--- start ---
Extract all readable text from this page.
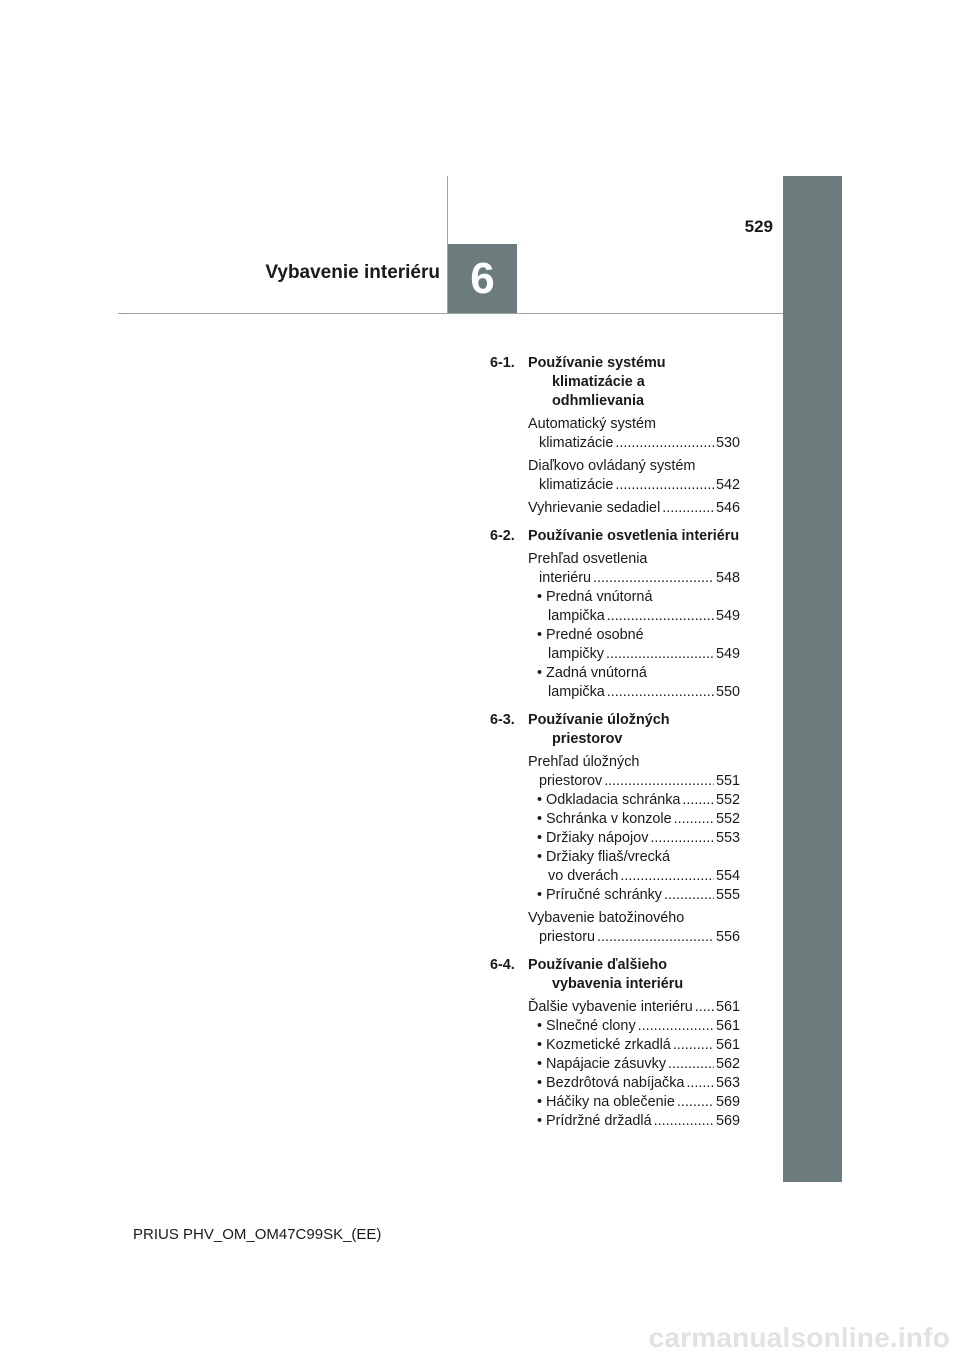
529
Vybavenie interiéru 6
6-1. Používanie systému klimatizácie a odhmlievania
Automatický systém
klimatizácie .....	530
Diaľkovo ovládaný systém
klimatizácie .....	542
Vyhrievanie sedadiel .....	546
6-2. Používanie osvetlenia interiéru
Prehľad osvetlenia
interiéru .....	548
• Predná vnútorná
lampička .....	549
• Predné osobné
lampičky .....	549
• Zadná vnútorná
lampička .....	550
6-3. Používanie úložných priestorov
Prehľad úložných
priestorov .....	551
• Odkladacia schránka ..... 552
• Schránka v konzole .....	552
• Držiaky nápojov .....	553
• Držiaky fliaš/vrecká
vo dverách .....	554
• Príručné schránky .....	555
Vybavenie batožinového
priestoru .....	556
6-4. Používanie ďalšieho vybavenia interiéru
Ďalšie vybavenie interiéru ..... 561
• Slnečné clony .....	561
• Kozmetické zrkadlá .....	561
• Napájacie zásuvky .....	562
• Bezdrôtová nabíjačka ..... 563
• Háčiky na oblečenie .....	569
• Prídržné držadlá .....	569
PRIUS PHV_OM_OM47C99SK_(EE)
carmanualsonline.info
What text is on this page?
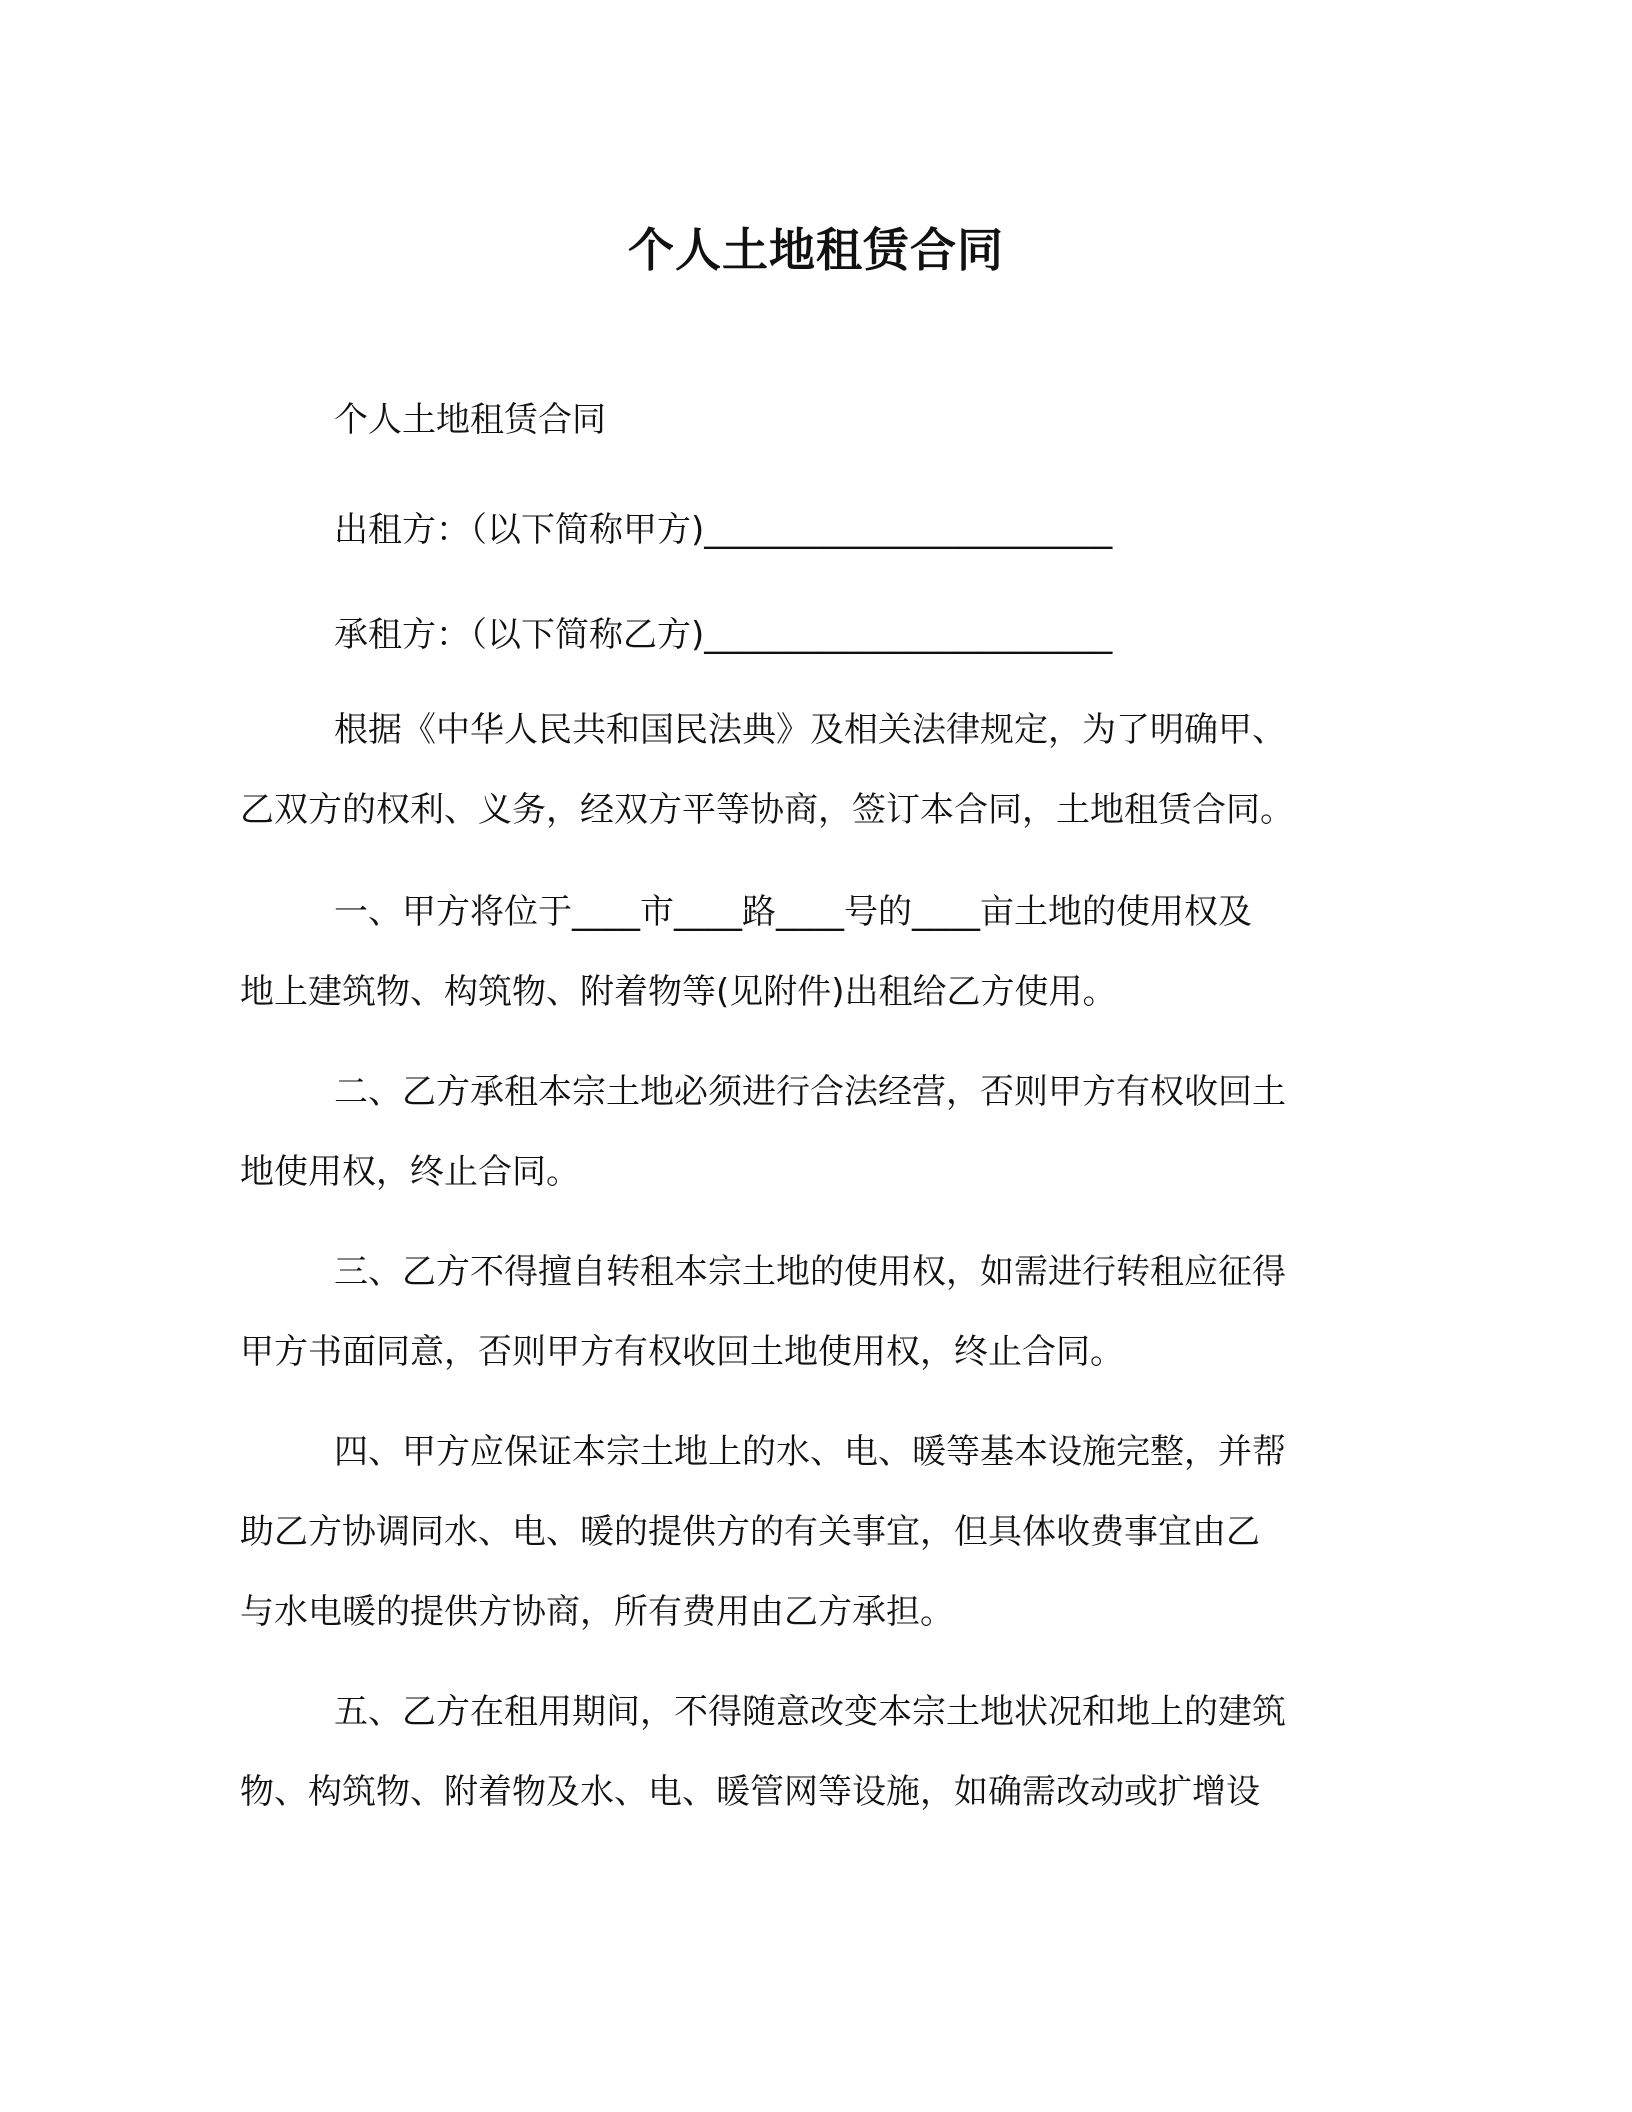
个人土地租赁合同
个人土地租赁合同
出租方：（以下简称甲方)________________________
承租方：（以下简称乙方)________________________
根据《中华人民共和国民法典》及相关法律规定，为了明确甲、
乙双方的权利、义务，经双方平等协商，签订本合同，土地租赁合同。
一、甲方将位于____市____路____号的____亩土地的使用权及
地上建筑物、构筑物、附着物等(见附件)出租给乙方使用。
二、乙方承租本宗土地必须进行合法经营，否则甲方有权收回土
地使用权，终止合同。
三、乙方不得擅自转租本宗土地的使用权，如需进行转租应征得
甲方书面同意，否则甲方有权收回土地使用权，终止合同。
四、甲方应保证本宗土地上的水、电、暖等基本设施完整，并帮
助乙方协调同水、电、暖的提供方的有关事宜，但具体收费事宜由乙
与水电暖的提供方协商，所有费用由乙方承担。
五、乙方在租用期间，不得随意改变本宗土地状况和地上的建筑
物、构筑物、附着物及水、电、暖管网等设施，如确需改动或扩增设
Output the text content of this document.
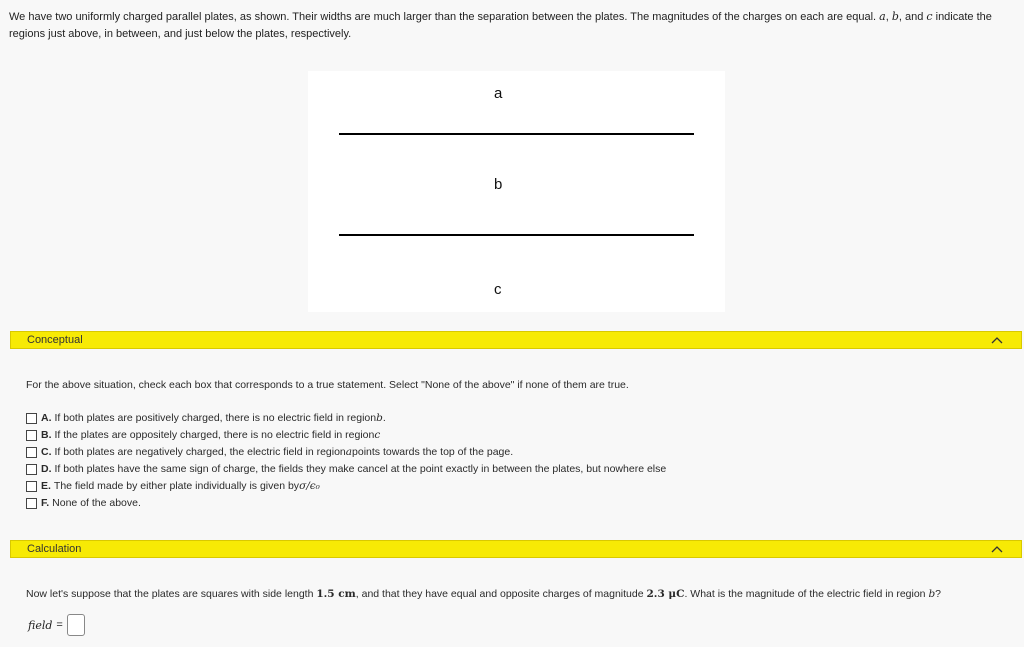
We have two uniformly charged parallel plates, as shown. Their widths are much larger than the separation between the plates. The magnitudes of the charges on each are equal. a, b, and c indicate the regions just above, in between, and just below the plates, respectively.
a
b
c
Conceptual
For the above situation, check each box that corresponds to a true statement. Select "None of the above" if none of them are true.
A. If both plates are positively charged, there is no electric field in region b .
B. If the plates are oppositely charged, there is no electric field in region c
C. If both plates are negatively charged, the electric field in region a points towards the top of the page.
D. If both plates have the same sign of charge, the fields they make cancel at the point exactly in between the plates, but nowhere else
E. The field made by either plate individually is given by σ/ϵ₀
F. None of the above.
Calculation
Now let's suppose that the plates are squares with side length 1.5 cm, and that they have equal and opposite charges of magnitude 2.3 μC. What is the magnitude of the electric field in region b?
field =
--- end ---
STATED PROBLEM →
Up to and including the last line of the listing, starting at the line with "What text is on this page?", extract every line exactly and leave out the pictures.

FINISHED ANSWER →
What text is on this page?
个人土地租赁合同
个人土地租赁合同
出租方：（以下简称甲方)________________________
承租方：（以下简称乙方)________________________
根据《中华人民共和国民法典》及相关法律规定，为了明确甲、
乙双方的权利、义务，经双方平等协商，签订本合同，土地租赁合同。
一、甲方将位于____市____路____号的____亩土地的使用权及
地上建筑物、构筑物、附着物等(见附件)出租给乙方使用。
二、乙方承租本宗土地必须进行合法经营，否则甲方有权收回土
地使用权，终止合同。
三、乙方不得擅自转租本宗土地的使用权，如需进行转租应征得
甲方书面同意，否则甲方有权收回土地使用权，终止合同。
四、甲方应保证本宗土地上的水、电、暖等基本设施完整，并帮
助乙方协调同水、电、暖的提供方的有关事宜，但具体收费事宜由乙
与水电暖的提供方协商，所有费用由乙方承担。
五、乙方在租用期间，不得随意改变本宗土地状况和地上的建筑
物、构筑物、附着物及水、电、暖管网等设施，如确需改动或扩增设
Output the text content of this document.
We have two uniformly charged parallel plates, as shown. Their widths are much larger than the separation between the plates. The magnitudes of the charges on each are equal. a, b, and c indicate the regions just above, in between, and just below the plates, respectively.
a
b
c
Conceptual
For the above situation, check each box that corresponds to a true statement. Select "None of the above" if none of them are true.
A. If both plates are positively charged, there is no electric field in region b .
B. If the plates are oppositely charged, there is no electric field in region c
C. If both plates are negatively charged, the electric field in region a points towards the top of the page.
D. If both plates have the same sign of charge, the fields they make cancel at the point exactly in between the plates, but nowhere else
E. The field made by either plate individually is given by σ/ϵ₀
F. None of the above.
Calculation
Now let's suppose that the plates are squares with side length 1.5 cm, and that they have equal and opposite charges of magnitude 2.3 μC. What is the magnitude of the electric field in region b?
field =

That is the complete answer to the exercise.